== Supplied material ==

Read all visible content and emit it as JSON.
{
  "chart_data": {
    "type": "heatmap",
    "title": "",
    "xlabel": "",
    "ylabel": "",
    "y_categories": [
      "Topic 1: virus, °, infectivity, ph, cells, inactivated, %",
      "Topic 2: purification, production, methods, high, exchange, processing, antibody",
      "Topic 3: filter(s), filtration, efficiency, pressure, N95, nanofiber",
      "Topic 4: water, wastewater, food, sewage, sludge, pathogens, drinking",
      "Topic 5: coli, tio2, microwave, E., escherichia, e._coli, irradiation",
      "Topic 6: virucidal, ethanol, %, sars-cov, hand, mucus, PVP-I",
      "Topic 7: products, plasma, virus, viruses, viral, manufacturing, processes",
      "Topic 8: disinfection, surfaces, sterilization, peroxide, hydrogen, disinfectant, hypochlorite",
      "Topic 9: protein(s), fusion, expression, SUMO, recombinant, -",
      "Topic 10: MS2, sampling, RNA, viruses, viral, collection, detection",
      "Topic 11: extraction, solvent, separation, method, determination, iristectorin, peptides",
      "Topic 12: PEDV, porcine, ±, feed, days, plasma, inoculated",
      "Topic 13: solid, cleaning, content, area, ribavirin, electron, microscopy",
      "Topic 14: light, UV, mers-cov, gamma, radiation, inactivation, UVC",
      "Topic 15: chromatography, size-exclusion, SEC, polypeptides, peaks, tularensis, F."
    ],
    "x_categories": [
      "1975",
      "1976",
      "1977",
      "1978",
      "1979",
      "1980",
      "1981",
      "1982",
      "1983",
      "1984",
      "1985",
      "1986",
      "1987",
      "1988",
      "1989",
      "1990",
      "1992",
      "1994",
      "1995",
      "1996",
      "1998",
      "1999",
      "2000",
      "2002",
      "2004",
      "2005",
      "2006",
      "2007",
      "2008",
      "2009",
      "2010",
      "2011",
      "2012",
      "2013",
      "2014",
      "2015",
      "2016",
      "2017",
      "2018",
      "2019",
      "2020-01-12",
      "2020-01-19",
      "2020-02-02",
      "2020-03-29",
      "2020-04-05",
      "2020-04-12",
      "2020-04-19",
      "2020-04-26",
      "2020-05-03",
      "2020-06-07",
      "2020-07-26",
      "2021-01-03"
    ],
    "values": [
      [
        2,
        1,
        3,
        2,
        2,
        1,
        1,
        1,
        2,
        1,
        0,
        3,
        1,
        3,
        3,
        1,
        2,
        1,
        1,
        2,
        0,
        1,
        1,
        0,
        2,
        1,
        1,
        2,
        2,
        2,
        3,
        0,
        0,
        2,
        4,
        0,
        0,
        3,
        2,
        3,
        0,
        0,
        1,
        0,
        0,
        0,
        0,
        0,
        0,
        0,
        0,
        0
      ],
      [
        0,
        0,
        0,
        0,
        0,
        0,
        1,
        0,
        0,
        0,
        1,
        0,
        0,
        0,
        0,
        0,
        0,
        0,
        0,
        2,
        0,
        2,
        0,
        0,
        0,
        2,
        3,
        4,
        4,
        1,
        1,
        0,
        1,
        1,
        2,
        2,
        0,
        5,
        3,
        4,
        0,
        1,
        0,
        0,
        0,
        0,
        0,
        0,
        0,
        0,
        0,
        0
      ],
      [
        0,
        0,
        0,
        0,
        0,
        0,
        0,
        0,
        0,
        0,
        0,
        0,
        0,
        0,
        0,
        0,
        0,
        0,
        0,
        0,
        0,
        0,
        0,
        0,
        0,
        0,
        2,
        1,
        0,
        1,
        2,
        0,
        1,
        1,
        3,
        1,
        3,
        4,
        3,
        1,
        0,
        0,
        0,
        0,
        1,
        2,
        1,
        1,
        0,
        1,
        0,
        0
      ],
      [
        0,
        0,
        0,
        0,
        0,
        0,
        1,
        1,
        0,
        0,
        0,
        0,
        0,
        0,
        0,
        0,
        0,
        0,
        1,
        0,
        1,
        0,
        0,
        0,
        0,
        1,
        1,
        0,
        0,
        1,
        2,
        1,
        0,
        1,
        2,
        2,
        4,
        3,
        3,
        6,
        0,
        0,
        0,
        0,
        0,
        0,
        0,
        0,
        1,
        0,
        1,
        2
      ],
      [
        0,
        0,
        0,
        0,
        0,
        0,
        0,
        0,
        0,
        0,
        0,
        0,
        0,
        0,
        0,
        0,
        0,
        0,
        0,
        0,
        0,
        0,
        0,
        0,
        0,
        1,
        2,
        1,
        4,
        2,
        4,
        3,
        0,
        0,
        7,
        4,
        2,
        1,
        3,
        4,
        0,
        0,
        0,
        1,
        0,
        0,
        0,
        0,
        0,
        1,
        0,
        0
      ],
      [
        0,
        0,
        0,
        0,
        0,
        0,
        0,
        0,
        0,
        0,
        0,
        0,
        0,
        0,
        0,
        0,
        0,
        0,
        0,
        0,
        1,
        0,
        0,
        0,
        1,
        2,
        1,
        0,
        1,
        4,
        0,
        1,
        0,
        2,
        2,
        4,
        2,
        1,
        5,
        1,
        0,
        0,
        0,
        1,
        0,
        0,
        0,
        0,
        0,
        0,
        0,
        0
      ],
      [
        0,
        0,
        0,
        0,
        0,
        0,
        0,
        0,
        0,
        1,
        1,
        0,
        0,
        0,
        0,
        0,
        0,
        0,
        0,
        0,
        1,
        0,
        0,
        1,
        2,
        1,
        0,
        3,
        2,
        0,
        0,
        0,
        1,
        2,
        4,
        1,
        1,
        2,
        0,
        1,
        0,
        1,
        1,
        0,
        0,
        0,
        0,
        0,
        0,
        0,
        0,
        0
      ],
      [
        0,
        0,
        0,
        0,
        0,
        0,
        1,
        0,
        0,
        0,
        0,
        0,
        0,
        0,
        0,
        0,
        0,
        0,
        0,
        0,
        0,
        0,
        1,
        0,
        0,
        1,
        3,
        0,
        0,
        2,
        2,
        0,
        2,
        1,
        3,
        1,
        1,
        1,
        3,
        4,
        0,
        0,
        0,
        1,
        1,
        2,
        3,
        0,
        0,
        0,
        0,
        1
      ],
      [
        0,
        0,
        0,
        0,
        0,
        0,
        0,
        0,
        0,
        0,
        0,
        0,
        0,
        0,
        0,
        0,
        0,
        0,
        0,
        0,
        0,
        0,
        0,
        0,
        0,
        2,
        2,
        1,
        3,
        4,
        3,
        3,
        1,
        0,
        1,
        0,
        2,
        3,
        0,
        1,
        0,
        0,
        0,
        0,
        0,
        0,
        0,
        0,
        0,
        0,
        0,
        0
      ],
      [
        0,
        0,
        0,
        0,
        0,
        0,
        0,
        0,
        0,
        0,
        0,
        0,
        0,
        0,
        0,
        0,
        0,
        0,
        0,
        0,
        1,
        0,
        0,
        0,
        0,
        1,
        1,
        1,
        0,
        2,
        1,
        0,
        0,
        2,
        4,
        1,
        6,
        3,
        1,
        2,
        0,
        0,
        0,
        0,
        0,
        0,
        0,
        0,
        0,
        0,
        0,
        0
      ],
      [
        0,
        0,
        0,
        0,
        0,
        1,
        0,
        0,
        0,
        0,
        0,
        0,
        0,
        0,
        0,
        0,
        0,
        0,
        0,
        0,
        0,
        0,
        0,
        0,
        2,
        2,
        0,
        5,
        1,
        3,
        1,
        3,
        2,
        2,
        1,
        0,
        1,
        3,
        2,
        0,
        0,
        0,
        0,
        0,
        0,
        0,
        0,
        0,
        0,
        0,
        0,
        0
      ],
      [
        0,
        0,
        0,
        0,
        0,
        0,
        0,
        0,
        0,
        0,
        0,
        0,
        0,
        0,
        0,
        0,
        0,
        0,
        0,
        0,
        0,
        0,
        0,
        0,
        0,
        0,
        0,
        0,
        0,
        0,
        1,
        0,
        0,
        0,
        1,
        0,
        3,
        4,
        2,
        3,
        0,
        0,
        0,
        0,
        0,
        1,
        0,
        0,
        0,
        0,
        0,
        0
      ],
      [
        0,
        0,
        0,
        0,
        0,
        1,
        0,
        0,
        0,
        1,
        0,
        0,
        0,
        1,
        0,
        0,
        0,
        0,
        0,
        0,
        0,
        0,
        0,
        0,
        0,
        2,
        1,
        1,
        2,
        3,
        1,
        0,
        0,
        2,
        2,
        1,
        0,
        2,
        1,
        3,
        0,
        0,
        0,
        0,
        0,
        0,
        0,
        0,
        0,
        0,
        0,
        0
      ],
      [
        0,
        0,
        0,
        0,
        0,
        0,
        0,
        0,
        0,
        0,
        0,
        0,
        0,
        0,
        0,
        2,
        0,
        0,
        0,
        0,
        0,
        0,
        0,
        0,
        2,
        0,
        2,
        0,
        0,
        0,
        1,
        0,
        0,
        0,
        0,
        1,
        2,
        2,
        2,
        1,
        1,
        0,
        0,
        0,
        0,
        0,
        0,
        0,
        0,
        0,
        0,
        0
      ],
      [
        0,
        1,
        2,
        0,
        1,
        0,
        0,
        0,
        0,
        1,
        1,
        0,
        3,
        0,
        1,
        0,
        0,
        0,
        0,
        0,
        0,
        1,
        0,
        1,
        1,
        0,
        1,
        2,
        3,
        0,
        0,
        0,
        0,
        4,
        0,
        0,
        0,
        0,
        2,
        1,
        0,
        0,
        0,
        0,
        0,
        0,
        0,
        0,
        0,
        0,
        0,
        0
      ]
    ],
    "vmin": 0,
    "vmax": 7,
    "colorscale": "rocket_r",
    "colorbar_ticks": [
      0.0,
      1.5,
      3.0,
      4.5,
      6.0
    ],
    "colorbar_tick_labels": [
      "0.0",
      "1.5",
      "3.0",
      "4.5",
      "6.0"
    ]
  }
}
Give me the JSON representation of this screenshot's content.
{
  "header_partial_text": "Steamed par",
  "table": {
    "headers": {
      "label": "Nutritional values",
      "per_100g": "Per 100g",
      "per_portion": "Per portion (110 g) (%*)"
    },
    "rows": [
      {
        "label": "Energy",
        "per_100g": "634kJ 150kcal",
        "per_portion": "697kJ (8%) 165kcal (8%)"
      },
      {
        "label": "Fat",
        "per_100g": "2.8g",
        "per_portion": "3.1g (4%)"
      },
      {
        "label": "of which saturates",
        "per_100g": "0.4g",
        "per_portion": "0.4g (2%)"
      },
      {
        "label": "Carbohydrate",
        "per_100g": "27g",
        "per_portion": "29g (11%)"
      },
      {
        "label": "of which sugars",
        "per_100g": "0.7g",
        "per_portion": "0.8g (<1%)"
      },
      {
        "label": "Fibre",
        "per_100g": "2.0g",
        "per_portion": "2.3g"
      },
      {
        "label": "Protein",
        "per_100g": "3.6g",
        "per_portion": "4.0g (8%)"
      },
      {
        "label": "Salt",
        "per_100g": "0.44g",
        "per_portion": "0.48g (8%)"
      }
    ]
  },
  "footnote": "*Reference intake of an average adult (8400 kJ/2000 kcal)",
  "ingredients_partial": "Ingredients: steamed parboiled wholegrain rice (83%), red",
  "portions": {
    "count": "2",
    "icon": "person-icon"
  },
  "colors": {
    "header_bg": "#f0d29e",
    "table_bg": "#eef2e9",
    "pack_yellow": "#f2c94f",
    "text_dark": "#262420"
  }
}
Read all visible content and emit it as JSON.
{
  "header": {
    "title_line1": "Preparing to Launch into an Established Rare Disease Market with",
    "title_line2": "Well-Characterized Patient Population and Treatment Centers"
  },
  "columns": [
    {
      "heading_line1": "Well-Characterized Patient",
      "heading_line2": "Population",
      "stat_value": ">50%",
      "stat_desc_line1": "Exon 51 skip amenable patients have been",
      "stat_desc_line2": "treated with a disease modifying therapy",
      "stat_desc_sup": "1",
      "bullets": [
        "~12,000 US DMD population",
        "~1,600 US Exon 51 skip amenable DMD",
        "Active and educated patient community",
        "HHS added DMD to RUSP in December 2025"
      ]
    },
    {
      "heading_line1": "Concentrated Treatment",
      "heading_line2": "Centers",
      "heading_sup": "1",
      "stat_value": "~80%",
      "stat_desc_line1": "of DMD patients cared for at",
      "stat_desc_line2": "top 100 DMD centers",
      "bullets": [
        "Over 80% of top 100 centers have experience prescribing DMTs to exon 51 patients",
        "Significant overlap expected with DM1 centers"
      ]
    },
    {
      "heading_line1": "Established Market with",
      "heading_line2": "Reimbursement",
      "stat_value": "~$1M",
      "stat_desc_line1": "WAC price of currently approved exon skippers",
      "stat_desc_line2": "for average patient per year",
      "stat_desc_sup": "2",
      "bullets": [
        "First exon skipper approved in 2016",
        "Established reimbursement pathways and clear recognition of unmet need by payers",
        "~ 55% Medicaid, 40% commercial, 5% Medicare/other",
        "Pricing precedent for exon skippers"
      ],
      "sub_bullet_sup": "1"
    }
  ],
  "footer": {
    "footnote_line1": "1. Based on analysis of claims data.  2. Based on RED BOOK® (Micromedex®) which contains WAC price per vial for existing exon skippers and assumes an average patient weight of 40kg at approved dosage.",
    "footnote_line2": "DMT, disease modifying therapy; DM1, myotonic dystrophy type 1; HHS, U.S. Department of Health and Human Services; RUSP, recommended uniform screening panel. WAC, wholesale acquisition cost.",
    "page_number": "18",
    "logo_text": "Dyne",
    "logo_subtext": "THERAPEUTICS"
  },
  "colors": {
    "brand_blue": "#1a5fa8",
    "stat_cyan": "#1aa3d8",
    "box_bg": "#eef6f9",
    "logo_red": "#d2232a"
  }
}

===

Exercise aim — All lines in the records above that contain "with" are to be reported.

Answer box —
    "title_line1": "Preparing to Launch into an Established Rare Disease Market with",
      "stat_desc_line2": "treated with a disease modifying therapy",
        "Significant overlap expected with DM1 centers"
      "heading_line1": "Established Market with",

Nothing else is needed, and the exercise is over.